►

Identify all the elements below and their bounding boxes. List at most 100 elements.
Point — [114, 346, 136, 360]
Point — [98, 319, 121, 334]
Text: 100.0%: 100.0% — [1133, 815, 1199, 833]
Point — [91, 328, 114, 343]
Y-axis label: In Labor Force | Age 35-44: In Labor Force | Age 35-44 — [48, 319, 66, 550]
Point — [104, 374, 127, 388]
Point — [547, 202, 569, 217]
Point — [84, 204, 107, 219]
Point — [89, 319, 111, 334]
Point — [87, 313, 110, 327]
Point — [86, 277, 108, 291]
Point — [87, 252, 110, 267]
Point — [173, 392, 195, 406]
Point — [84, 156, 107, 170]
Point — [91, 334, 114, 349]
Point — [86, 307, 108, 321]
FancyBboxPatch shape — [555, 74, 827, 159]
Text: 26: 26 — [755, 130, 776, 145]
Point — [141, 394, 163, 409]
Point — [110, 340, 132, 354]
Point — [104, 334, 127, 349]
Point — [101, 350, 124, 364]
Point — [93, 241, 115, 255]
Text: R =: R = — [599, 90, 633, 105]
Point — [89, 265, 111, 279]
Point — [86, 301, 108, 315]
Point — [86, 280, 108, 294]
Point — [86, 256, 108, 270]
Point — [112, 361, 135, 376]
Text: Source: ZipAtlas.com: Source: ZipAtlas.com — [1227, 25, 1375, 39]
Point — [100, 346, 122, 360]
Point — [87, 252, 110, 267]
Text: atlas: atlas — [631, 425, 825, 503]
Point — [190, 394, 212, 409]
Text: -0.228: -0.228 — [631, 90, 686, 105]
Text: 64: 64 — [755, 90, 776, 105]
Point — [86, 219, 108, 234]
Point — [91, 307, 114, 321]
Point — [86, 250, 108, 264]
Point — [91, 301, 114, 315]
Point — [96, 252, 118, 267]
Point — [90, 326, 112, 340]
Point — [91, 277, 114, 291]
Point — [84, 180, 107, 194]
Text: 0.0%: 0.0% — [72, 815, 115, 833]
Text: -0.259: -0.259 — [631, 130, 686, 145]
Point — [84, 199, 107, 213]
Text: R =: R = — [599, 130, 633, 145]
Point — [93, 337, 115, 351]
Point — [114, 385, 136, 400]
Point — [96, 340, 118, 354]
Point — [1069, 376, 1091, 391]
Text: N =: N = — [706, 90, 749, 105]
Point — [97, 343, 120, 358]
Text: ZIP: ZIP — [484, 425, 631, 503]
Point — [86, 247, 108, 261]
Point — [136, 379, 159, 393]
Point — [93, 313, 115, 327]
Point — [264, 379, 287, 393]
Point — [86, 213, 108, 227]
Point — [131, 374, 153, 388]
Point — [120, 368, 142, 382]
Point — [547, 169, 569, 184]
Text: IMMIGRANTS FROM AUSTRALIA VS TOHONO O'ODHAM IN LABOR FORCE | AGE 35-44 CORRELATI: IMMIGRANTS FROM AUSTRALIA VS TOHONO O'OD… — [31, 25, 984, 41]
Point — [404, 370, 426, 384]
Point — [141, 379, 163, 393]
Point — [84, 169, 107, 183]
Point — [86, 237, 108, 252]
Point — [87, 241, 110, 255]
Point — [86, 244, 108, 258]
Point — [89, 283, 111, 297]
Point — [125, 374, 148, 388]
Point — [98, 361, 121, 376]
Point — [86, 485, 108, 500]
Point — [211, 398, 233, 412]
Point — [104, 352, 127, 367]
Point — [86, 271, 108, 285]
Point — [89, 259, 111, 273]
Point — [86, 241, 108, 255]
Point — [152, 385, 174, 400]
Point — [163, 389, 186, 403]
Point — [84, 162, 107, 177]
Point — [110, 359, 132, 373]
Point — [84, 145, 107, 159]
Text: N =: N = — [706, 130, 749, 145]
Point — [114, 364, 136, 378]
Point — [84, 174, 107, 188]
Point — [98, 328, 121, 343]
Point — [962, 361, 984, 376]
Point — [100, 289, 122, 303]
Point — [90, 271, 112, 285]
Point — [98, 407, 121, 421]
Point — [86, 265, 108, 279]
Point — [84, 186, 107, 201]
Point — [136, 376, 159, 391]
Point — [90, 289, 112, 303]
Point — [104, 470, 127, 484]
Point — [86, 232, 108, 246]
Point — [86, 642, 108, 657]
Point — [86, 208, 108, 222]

◄

## SET TASK
Reproduce every record above line for line, changing no character and leaving nothing out.

## THE COMPLETED TASK
Identify all the elements below and their bounding boxes. List at most 100 elements.
Point — [114, 346, 136, 360]
Point — [98, 319, 121, 334]
Text: 100.0%: 100.0% — [1133, 815, 1199, 833]
Point — [91, 328, 114, 343]
Y-axis label: In Labor Force | Age 35-44: In Labor Force | Age 35-44 — [48, 319, 66, 550]
Point — [104, 374, 127, 388]
Point — [547, 202, 569, 217]
Point — [84, 204, 107, 219]
Point — [89, 319, 111, 334]
Point — [87, 313, 110, 327]
Point — [86, 277, 108, 291]
Point — [87, 252, 110, 267]
Point — [173, 392, 195, 406]
Point — [84, 156, 107, 170]
Point — [91, 334, 114, 349]
Point — [86, 307, 108, 321]
FancyBboxPatch shape — [555, 74, 827, 159]
Text: 26: 26 — [755, 130, 776, 145]
Point — [141, 394, 163, 409]
Point — [110, 340, 132, 354]
Point — [104, 334, 127, 349]
Point — [101, 350, 124, 364]
Point — [93, 241, 115, 255]
Text: R =: R = — [599, 90, 633, 105]
Point — [89, 265, 111, 279]
Point — [86, 301, 108, 315]
Point — [86, 280, 108, 294]
Point — [86, 256, 108, 270]
Point — [112, 361, 135, 376]
Text: Source: ZipAtlas.com: Source: ZipAtlas.com — [1227, 25, 1375, 39]
Point — [100, 346, 122, 360]
Point — [87, 252, 110, 267]
Text: atlas: atlas — [631, 425, 825, 503]
Point — [190, 394, 212, 409]
Text: -0.228: -0.228 — [631, 90, 686, 105]
Text: 64: 64 — [755, 90, 776, 105]
Point — [86, 219, 108, 234]
Point — [91, 307, 114, 321]
Point — [86, 250, 108, 264]
Point — [91, 301, 114, 315]
Point — [96, 252, 118, 267]
Point — [90, 326, 112, 340]
Point — [91, 277, 114, 291]
Point — [84, 180, 107, 194]
Text: 0.0%: 0.0% — [72, 815, 115, 833]
Text: -0.259: -0.259 — [631, 130, 686, 145]
Point — [84, 199, 107, 213]
Text: R =: R = — [599, 130, 633, 145]
Point — [93, 337, 115, 351]
Point — [114, 385, 136, 400]
Point — [96, 340, 118, 354]
Point — [1069, 376, 1091, 391]
Text: N =: N = — [706, 90, 749, 105]
Point — [97, 343, 120, 358]
Text: ZIP: ZIP — [484, 425, 631, 503]
Point — [86, 247, 108, 261]
Point — [136, 379, 159, 393]
Point — [93, 313, 115, 327]
Point — [264, 379, 287, 393]
Point — [86, 213, 108, 227]
Point — [131, 374, 153, 388]
Point — [120, 368, 142, 382]
Point — [547, 169, 569, 184]
Text: IMMIGRANTS FROM AUSTRALIA VS TOHONO O'ODHAM IN LABOR FORCE | AGE 35-44 CORRELATI: IMMIGRANTS FROM AUSTRALIA VS TOHONO O'OD… — [31, 25, 984, 41]
Point — [404, 370, 426, 384]
Point — [141, 379, 163, 393]
Point — [84, 169, 107, 183]
Point — [86, 237, 108, 252]
Point — [87, 241, 110, 255]
Point — [86, 244, 108, 258]
Point — [89, 283, 111, 297]
Point — [125, 374, 148, 388]
Point — [98, 361, 121, 376]
Point — [86, 485, 108, 500]
Point — [211, 398, 233, 412]
Point — [104, 352, 127, 367]
Point — [86, 271, 108, 285]
Point — [89, 259, 111, 273]
Point — [86, 241, 108, 255]
Point — [152, 385, 174, 400]
Point — [163, 389, 186, 403]
Point — [84, 162, 107, 177]
Point — [110, 359, 132, 373]
Point — [84, 145, 107, 159]
Text: N =: N = — [706, 130, 749, 145]
Point — [114, 364, 136, 378]
Point — [84, 174, 107, 188]
Point — [98, 328, 121, 343]
Point — [962, 361, 984, 376]
Point — [100, 289, 122, 303]
Point — [90, 271, 112, 285]
Point — [98, 407, 121, 421]
Point — [86, 265, 108, 279]
Point — [84, 186, 107, 201]
Point — [136, 376, 159, 391]
Point — [90, 289, 112, 303]
Point — [104, 470, 127, 484]
Point — [86, 232, 108, 246]
Point — [86, 642, 108, 657]
Point — [86, 208, 108, 222]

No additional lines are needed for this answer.